Count the lines in the records below that contain the word "歌曲创作", and reply with only that number.

[begin Recorded data]

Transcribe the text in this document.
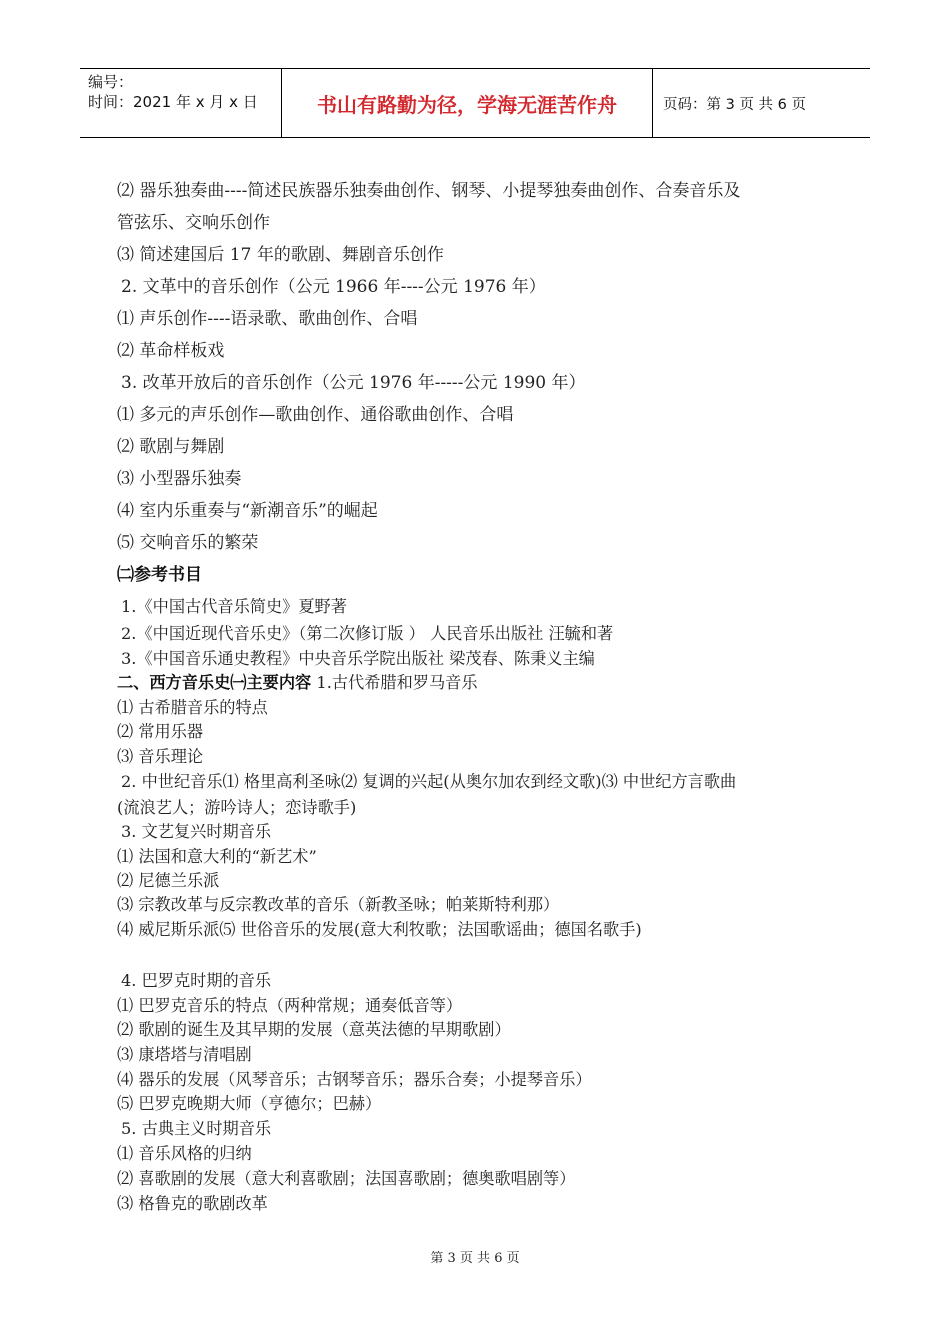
编号：
时间：2021 年 x 月 x 日	书山有路勤为径，学海无涯苦作舟	页码：第 3 页 共 6 页
⑵ 器乐独奏曲----简述民族器乐独奏曲创作、钢琴、小提琴独奏曲创作、合奏音乐及
管弦乐、交响乐创作
⑶ 简述建国后 17 年的歌剧、舞剧音乐创作
2. 文革中的音乐创作（公元 1966 年----公元 1976 年）
⑴ 声乐创作----语录歌、歌曲创作、合唱
⑵ 革命样板戏
3. 改革开放后的音乐创作（公元 1976 年-----公元 1990 年）
⑴ 多元的声乐创作—歌曲创作、通俗歌曲创作、合唱
⑵ 歌剧与舞剧
⑶ 小型器乐独奏
⑷ 室内乐重奏与“新潮音乐”的崛起
⑸ 交响音乐的繁荣
㈡参考书目
1.《中国古代音乐简史》夏野著
2.《中国近现代音乐史》（第二次修订版 ） 人民音乐出版社 汪毓和著
3.《中国音乐通史教程》中央音乐学院出版社 梁茂春、陈秉义主编
二、西方音乐史㈠主要内容 1.古代希腊和罗马音乐
⑴ 古希腊音乐的特点
⑵ 常用乐器
⑶ 音乐理论
2. 中世纪音乐⑴ 格里高利圣咏⑵ 复调的兴起(从奥尔加农到经文歌)⑶ 中世纪方言歌曲
(流浪艺人；游吟诗人；恋诗歌手)
3. 文艺复兴时期音乐
⑴ 法国和意大利的“新艺术”
⑵ 尼德兰乐派
⑶ 宗教改革与反宗教改革的音乐（新教圣咏；帕莱斯特利那）
⑷ 威尼斯乐派⑸ 世俗音乐的发展(意大利牧歌；法国歌谣曲；德国名歌手)
4. 巴罗克时期的音乐
⑴ 巴罗克音乐的特点（两种常规；通奏低音等）
⑵ 歌剧的诞生及其早期的发展（意英法德的早期歌剧）
⑶ 康塔塔与清唱剧
⑷ 器乐的发展（风琴音乐；古钢琴音乐；器乐合奏；小提琴音乐）
⑸ 巴罗克晚期大师（亨德尔；巴赫）
5. 古典主义时期音乐
⑴ 音乐风格的归纳
⑵ 喜歌剧的发展（意大利喜歌剧；法国喜歌剧；德奥歌唱剧等）
⑶ 格鲁克的歌剧改革
第 3 页 共 6 页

[end Recorded data]

Task response -> 2